— start of Input for this task —
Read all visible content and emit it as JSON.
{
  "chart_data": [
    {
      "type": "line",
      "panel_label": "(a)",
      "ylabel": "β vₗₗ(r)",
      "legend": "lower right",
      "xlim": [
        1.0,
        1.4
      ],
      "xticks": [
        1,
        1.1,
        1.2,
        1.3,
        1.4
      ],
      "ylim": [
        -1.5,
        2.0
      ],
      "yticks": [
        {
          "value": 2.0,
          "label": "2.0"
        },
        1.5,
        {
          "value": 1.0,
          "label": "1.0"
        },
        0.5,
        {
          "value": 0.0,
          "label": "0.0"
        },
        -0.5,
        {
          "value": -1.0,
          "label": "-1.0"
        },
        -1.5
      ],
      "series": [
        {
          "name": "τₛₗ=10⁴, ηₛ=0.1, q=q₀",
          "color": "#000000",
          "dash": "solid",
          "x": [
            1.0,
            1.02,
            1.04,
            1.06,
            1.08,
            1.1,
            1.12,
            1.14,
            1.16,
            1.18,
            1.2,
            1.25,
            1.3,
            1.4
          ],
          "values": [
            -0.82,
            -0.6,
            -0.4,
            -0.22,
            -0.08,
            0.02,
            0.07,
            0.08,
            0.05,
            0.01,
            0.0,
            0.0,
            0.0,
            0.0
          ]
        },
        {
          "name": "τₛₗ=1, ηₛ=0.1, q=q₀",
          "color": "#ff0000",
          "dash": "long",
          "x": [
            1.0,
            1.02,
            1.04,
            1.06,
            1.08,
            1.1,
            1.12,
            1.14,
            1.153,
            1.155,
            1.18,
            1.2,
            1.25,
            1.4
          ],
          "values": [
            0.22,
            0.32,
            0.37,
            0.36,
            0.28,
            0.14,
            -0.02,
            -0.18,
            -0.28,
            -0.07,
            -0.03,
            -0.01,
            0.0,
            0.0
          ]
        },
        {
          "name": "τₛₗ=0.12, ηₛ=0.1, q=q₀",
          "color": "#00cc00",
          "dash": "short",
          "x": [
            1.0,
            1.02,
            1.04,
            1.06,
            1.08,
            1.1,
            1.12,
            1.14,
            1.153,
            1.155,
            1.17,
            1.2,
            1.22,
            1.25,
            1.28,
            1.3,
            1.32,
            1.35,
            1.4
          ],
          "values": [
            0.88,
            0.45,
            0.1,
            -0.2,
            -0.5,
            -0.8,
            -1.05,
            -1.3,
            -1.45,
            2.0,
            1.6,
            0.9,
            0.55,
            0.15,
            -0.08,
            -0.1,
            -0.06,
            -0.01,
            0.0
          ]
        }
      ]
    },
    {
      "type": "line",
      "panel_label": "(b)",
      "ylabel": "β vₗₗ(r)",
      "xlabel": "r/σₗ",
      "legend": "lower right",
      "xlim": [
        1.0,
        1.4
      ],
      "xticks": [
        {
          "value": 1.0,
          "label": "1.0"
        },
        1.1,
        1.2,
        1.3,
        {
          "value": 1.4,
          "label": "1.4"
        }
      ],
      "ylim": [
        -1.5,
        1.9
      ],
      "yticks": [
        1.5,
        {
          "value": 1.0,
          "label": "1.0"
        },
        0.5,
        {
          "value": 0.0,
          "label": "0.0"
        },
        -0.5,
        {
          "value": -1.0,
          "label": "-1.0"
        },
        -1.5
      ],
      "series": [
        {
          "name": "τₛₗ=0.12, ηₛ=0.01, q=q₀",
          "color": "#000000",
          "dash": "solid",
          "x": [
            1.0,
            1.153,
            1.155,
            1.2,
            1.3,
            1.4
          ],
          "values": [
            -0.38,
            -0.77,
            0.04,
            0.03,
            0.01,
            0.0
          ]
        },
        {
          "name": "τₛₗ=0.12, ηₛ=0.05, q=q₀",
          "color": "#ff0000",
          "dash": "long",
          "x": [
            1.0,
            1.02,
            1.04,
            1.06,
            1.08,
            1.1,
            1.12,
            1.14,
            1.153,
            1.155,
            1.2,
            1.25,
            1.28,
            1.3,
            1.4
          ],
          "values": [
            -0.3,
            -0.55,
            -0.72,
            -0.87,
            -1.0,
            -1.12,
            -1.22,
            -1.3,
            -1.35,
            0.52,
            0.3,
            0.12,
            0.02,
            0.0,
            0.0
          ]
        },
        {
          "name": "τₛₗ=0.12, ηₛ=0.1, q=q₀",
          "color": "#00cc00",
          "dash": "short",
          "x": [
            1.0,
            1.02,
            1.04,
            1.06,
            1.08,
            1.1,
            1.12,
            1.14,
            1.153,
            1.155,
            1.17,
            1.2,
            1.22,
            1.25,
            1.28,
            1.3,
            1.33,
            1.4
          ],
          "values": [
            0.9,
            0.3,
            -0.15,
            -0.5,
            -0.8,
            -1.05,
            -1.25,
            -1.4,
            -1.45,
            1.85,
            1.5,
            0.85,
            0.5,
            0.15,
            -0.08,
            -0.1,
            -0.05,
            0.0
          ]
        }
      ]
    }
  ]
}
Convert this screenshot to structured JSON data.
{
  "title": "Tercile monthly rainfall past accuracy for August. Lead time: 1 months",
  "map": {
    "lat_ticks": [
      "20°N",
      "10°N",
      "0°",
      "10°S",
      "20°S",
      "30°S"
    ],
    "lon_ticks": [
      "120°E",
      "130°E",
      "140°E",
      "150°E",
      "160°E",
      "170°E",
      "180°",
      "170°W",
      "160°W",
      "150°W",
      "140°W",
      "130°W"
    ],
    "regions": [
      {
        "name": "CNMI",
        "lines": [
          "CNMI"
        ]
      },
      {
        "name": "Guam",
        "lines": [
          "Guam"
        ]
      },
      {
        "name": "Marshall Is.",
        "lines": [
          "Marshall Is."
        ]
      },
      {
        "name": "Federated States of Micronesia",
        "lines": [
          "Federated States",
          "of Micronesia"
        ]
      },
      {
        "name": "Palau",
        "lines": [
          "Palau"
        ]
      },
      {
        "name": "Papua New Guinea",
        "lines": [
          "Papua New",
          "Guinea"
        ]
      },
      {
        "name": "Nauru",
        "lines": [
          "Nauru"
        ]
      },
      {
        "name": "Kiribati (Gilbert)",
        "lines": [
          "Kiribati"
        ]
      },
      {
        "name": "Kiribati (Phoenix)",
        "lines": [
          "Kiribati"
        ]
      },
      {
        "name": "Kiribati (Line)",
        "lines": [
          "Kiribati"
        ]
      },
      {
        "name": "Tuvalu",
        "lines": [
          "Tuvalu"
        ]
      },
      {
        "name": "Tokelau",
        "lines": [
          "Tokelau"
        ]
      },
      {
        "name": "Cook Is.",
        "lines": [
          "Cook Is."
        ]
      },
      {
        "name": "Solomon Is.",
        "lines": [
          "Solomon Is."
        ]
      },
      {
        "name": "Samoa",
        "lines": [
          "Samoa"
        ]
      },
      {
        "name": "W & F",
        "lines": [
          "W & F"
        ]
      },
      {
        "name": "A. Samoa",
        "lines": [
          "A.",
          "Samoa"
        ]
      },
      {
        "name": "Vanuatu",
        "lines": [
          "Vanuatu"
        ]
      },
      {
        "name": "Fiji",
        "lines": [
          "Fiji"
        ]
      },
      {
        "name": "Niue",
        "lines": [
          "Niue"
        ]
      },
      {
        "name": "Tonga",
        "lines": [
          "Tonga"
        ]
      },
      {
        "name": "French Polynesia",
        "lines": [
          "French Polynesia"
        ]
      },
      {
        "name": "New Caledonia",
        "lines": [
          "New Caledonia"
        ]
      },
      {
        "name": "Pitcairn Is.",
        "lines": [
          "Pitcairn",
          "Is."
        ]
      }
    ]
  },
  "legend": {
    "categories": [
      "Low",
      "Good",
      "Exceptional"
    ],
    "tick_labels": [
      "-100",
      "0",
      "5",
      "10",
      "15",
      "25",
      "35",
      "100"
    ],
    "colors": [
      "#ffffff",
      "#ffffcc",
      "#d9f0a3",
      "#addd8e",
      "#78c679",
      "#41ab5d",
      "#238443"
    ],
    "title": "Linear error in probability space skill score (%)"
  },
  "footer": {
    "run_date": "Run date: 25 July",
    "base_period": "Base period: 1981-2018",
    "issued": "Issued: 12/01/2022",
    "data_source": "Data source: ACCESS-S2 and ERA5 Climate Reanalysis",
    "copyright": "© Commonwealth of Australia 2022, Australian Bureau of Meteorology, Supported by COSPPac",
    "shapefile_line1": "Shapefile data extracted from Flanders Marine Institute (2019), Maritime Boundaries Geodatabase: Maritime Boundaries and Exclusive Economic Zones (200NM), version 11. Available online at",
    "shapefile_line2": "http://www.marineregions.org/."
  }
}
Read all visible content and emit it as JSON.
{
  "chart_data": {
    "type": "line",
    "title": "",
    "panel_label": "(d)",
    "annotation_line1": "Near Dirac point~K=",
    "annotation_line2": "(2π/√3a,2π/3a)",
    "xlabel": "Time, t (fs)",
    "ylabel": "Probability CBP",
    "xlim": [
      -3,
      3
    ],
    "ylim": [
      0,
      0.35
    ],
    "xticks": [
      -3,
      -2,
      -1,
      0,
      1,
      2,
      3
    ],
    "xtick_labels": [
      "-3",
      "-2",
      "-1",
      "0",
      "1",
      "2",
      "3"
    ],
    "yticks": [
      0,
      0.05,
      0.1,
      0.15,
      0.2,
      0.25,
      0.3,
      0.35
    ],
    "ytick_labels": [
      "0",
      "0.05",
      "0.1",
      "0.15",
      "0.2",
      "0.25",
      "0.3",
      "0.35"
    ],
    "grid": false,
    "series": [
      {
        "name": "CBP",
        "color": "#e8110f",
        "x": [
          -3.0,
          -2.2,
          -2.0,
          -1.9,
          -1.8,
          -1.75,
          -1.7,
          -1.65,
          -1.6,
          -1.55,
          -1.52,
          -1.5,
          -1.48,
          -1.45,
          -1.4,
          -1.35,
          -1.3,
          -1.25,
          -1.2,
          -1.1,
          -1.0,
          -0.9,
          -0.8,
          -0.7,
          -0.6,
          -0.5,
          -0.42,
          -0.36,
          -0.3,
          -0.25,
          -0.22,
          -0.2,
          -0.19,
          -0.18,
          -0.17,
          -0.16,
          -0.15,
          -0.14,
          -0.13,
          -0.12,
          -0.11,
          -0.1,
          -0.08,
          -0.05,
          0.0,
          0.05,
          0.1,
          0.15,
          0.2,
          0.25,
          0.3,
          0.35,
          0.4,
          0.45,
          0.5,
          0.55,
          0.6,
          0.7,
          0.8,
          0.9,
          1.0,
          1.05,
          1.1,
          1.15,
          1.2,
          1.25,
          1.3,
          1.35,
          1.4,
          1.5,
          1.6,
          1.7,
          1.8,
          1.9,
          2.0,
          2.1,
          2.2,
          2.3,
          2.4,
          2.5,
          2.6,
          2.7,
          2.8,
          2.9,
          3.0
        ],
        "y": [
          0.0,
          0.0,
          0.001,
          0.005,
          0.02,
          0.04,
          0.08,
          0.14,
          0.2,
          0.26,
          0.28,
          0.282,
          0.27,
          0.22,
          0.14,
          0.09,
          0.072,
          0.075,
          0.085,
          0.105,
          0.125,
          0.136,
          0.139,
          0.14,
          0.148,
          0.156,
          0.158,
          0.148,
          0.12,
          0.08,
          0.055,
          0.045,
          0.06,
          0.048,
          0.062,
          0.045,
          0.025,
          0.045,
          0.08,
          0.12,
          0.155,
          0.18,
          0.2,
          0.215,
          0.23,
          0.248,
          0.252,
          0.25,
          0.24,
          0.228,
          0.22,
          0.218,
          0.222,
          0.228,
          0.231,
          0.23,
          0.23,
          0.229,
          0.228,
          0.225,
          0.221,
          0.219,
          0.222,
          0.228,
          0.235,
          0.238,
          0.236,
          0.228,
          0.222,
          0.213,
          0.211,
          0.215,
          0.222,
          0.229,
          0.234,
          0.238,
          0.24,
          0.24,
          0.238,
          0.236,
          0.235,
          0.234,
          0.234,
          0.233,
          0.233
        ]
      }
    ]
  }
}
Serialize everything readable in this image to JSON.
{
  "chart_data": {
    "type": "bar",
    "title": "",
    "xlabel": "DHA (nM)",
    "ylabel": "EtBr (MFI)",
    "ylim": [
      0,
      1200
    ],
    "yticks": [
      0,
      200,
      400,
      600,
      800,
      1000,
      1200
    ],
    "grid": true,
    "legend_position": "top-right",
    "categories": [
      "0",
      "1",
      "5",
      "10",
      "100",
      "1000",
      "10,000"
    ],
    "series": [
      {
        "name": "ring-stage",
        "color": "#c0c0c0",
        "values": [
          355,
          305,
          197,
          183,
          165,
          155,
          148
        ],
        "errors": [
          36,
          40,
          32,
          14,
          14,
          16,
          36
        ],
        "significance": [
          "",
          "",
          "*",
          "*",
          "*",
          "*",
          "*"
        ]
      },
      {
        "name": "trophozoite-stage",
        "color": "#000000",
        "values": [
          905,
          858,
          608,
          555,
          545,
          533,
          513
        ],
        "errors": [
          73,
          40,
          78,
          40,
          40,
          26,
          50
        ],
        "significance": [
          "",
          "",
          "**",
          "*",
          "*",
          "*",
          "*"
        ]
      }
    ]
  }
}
— end of Input for this task —
Stated problem:
Copy all lines in the listing above where the string "ylabel" appears.

Answer to this exercise:
      "ylabel": "β vₗₗ(r)",
      "ylabel": "β vₗₗ(r)",
    "ylabel": "Probability CBP",
    "ylabel": "EtBr (MFI)",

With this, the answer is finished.